BEGIN PROVIDED RECORDS

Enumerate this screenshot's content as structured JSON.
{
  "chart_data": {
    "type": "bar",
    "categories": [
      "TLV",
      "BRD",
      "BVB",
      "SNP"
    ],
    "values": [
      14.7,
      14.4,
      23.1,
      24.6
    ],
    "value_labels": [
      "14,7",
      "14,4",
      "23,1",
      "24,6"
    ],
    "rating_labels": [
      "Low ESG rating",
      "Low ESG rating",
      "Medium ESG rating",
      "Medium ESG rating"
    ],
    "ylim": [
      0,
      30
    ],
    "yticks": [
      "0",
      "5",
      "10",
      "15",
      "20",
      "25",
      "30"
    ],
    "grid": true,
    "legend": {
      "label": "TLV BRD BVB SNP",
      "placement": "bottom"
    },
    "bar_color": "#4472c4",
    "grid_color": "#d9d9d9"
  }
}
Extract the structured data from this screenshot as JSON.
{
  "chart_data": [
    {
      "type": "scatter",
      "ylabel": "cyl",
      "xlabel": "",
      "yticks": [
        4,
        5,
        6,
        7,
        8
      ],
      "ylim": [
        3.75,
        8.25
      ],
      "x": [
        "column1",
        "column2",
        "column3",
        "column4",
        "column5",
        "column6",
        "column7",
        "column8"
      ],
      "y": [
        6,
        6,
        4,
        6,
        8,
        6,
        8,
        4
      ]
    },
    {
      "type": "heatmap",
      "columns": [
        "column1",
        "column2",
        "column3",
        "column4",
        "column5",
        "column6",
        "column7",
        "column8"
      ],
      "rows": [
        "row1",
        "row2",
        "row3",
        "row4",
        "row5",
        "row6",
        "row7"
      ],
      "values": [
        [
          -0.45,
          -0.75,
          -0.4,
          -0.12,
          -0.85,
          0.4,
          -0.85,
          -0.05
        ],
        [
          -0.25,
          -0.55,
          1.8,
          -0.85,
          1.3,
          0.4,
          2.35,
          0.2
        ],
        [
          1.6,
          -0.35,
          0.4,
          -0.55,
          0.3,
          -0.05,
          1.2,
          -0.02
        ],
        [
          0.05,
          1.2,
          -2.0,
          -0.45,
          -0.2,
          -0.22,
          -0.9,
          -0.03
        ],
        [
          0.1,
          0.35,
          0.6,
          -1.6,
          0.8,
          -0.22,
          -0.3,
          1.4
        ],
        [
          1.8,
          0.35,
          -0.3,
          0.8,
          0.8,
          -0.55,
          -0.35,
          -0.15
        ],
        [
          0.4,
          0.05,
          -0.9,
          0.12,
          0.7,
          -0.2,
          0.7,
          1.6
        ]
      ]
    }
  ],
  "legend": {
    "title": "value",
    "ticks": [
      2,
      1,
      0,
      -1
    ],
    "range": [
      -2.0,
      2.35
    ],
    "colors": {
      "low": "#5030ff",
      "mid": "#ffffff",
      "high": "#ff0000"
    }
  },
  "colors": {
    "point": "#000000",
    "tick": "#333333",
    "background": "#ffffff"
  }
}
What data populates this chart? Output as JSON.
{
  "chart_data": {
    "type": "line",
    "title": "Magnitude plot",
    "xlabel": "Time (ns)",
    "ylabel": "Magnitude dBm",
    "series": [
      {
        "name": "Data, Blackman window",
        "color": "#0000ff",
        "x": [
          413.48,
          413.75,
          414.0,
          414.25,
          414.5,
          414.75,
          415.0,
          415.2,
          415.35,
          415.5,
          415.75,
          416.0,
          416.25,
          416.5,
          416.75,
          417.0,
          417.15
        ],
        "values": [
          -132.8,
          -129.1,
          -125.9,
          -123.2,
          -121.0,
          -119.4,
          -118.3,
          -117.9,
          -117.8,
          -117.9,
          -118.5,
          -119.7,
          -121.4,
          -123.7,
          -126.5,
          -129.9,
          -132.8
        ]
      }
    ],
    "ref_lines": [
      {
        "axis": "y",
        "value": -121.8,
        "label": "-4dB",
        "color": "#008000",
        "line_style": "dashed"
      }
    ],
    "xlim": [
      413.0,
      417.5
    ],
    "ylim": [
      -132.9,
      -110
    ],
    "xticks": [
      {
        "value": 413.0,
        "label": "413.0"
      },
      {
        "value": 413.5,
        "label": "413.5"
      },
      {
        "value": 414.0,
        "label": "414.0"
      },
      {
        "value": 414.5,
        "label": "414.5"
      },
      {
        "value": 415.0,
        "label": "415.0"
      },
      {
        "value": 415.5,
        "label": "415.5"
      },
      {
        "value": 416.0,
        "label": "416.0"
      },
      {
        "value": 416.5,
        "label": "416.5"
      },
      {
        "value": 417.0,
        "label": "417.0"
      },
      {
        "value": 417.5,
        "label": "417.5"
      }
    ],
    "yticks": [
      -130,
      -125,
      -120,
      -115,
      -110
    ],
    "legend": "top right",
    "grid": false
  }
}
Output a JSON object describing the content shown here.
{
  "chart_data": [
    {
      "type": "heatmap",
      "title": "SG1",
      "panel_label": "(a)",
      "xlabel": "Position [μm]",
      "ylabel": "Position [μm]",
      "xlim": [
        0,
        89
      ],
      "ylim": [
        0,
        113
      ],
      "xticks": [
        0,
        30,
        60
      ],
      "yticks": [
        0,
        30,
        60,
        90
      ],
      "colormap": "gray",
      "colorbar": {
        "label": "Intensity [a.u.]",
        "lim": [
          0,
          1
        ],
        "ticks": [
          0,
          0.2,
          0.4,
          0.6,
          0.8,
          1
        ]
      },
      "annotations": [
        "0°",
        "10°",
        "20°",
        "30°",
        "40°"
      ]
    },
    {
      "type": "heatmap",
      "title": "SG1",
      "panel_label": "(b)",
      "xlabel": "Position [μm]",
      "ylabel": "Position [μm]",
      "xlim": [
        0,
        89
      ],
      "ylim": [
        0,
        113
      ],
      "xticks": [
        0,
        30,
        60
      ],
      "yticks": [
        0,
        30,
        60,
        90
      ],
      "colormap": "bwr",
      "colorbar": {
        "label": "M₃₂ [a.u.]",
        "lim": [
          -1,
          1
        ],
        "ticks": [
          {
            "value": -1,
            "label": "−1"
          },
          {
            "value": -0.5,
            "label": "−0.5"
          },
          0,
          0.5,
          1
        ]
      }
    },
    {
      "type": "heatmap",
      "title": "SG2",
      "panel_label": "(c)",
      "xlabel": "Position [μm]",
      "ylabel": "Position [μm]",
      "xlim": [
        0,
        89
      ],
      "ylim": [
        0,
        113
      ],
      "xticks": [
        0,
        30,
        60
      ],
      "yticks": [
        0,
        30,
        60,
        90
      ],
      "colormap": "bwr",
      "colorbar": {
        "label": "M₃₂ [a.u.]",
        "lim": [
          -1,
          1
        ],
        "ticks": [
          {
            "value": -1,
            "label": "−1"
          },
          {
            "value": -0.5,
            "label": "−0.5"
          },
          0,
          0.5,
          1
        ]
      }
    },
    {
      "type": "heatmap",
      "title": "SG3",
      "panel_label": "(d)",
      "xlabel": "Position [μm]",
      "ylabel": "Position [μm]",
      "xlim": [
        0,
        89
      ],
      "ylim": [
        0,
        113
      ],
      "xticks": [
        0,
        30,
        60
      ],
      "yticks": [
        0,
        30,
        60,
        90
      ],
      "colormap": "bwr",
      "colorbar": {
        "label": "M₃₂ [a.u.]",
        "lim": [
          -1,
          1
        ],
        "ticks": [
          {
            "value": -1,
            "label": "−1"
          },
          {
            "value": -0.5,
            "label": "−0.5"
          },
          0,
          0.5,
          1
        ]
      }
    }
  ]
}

END PROVIDED RECORDS

TO DO >>
Set all of the entries down again, exactly as they were given.

OUTPUT FOR THIS TASK >>
Enumerate this screenshot's content as structured JSON.
{
  "chart_data": {
    "type": "bar",
    "categories": [
      "TLV",
      "BRD",
      "BVB",
      "SNP"
    ],
    "values": [
      14.7,
      14.4,
      23.1,
      24.6
    ],
    "value_labels": [
      "14,7",
      "14,4",
      "23,1",
      "24,6"
    ],
    "rating_labels": [
      "Low ESG rating",
      "Low ESG rating",
      "Medium ESG rating",
      "Medium ESG rating"
    ],
    "ylim": [
      0,
      30
    ],
    "yticks": [
      "0",
      "5",
      "10",
      "15",
      "20",
      "25",
      "30"
    ],
    "grid": true,
    "legend": {
      "label": "TLV BRD BVB SNP",
      "placement": "bottom"
    },
    "bar_color": "#4472c4",
    "grid_color": "#d9d9d9"
  }
}
Extract the structured data from this screenshot as JSON.
{
  "chart_data": [
    {
      "type": "scatter",
      "ylabel": "cyl",
      "xlabel": "",
      "yticks": [
        4,
        5,
        6,
        7,
        8
      ],
      "ylim": [
        3.75,
        8.25
      ],
      "x": [
        "column1",
        "column2",
        "column3",
        "column4",
        "column5",
        "column6",
        "column7",
        "column8"
      ],
      "y": [
        6,
        6,
        4,
        6,
        8,
        6,
        8,
        4
      ]
    },
    {
      "type": "heatmap",
      "columns": [
        "column1",
        "column2",
        "column3",
        "column4",
        "column5",
        "column6",
        "column7",
        "column8"
      ],
      "rows": [
        "row1",
        "row2",
        "row3",
        "row4",
        "row5",
        "row6",
        "row7"
      ],
      "values": [
        [
          -0.45,
          -0.75,
          -0.4,
          -0.12,
          -0.85,
          0.4,
          -0.85,
          -0.05
        ],
        [
          -0.25,
          -0.55,
          1.8,
          -0.85,
          1.3,
          0.4,
          2.35,
          0.2
        ],
        [
          1.6,
          -0.35,
          0.4,
          -0.55,
          0.3,
          -0.05,
          1.2,
          -0.02
        ],
        [
          0.05,
          1.2,
          -2.0,
          -0.45,
          -0.2,
          -0.22,
          -0.9,
          -0.03
        ],
        [
          0.1,
          0.35,
          0.6,
          -1.6,
          0.8,
          -0.22,
          -0.3,
          1.4
        ],
        [
          1.8,
          0.35,
          -0.3,
          0.8,
          0.8,
          -0.55,
          -0.35,
          -0.15
        ],
        [
          0.4,
          0.05,
          -0.9,
          0.12,
          0.7,
          -0.2,
          0.7,
          1.6
        ]
      ]
    }
  ],
  "legend": {
    "title": "value",
    "ticks": [
      2,
      1,
      0,
      -1
    ],
    "range": [
      -2.0,
      2.35
    ],
    "colors": {
      "low": "#5030ff",
      "mid": "#ffffff",
      "high": "#ff0000"
    }
  },
  "colors": {
    "point": "#000000",
    "tick": "#333333",
    "background": "#ffffff"
  }
}
What data populates this chart? Output as JSON.
{
  "chart_data": {
    "type": "line",
    "title": "Magnitude plot",
    "xlabel": "Time (ns)",
    "ylabel": "Magnitude dBm",
    "series": [
      {
        "name": "Data, Blackman window",
        "color": "#0000ff",
        "x": [
          413.48,
          413.75,
          414.0,
          414.25,
          414.5,
          414.75,
          415.0,
          415.2,
          415.35,
          415.5,
          415.75,
          416.0,
          416.25,
          416.5,
          416.75,
          417.0,
          417.15
        ],
        "values": [
          -132.8,
          -129.1,
          -125.9,
          -123.2,
          -121.0,
          -119.4,
          -118.3,
          -117.9,
          -117.8,
          -117.9,
          -118.5,
          -119.7,
          -121.4,
          -123.7,
          -126.5,
          -129.9,
          -132.8
        ]
      }
    ],
    "ref_lines": [
      {
        "axis": "y",
        "value": -121.8,
        "label": "-4dB",
        "color": "#008000",
        "line_style": "dashed"
      }
    ],
    "xlim": [
      413.0,
      417.5
    ],
    "ylim": [
      -132.9,
      -110
    ],
    "xticks": [
      {
        "value": 413.0,
        "label": "413.0"
      },
      {
        "value": 413.5,
        "label": "413.5"
      },
      {
        "value": 414.0,
        "label": "414.0"
      },
      {
        "value": 414.5,
        "label": "414.5"
      },
      {
        "value": 415.0,
        "label": "415.0"
      },
      {
        "value": 415.5,
        "label": "415.5"
      },
      {
        "value": 416.0,
        "label": "416.0"
      },
      {
        "value": 416.5,
        "label": "416.5"
      },
      {
        "value": 417.0,
        "label": "417.0"
      },
      {
        "value": 417.5,
        "label": "417.5"
      }
    ],
    "yticks": [
      -130,
      -125,
      -120,
      -115,
      -110
    ],
    "legend": "top right",
    "grid": false
  }
}
Output a JSON object describing the content shown here.
{
  "chart_data": [
    {
      "type": "heatmap",
      "title": "SG1",
      "panel_label": "(a)",
      "xlabel": "Position [μm]",
      "ylabel": "Position [μm]",
      "xlim": [
        0,
        89
      ],
      "ylim": [
        0,
        113
      ],
      "xticks": [
        0,
        30,
        60
      ],
      "yticks": [
        0,
        30,
        60,
        90
      ],
      "colormap": "gray",
      "colorbar": {
        "label": "Intensity [a.u.]",
        "lim": [
          0,
          1
        ],
        "ticks": [
          0,
          0.2,
          0.4,
          0.6,
          0.8,
          1
        ]
      },
      "annotations": [
        "0°",
        "10°",
        "20°",
        "30°",
        "40°"
      ]
    },
    {
      "type": "heatmap",
      "title": "SG1",
      "panel_label": "(b)",
      "xlabel": "Position [μm]",
      "ylabel": "Position [μm]",
      "xlim": [
        0,
        89
      ],
      "ylim": [
        0,
        113
      ],
      "xticks": [
        0,
        30,
        60
      ],
      "yticks": [
        0,
        30,
        60,
        90
      ],
      "colormap": "bwr",
      "colorbar": {
        "label": "M₃₂ [a.u.]",
        "lim": [
          -1,
          1
        ],
        "ticks": [
          {
            "value": -1,
            "label": "−1"
          },
          {
            "value": -0.5,
            "label": "−0.5"
          },
          0,
          0.5,
          1
        ]
      }
    },
    {
      "type": "heatmap",
      "title": "SG2",
      "panel_label": "(c)",
      "xlabel": "Position [μm]",
      "ylabel": "Position [μm]",
      "xlim": [
        0,
        89
      ],
      "ylim": [
        0,
        113
      ],
      "xticks": [
        0,
        30,
        60
      ],
      "yticks": [
        0,
        30,
        60,
        90
      ],
      "colormap": "bwr",
      "colorbar": {
        "label": "M₃₂ [a.u.]",
        "lim": [
          -1,
          1
        ],
        "ticks": [
          {
            "value": -1,
            "label": "−1"
          },
          {
            "value": -0.5,
            "label": "−0.5"
          },
          0,
          0.5,
          1
        ]
      }
    },
    {
      "type": "heatmap",
      "title": "SG3",
      "panel_label": "(d)",
      "xlabel": "Position [μm]",
      "ylabel": "Position [μm]",
      "xlim": [
        0,
        89
      ],
      "ylim": [
        0,
        113
      ],
      "xticks": [
        0,
        30,
        60
      ],
      "yticks": [
        0,
        30,
        60,
        90
      ],
      "colormap": "bwr",
      "colorbar": {
        "label": "M₃₂ [a.u.]",
        "lim": [
          -1,
          1
        ],
        "ticks": [
          {
            "value": -1,
            "label": "−1"
          },
          {
            "value": -0.5,
            "label": "−0.5"
          },
          0,
          0.5,
          1
        ]
      }
    }
  ]
}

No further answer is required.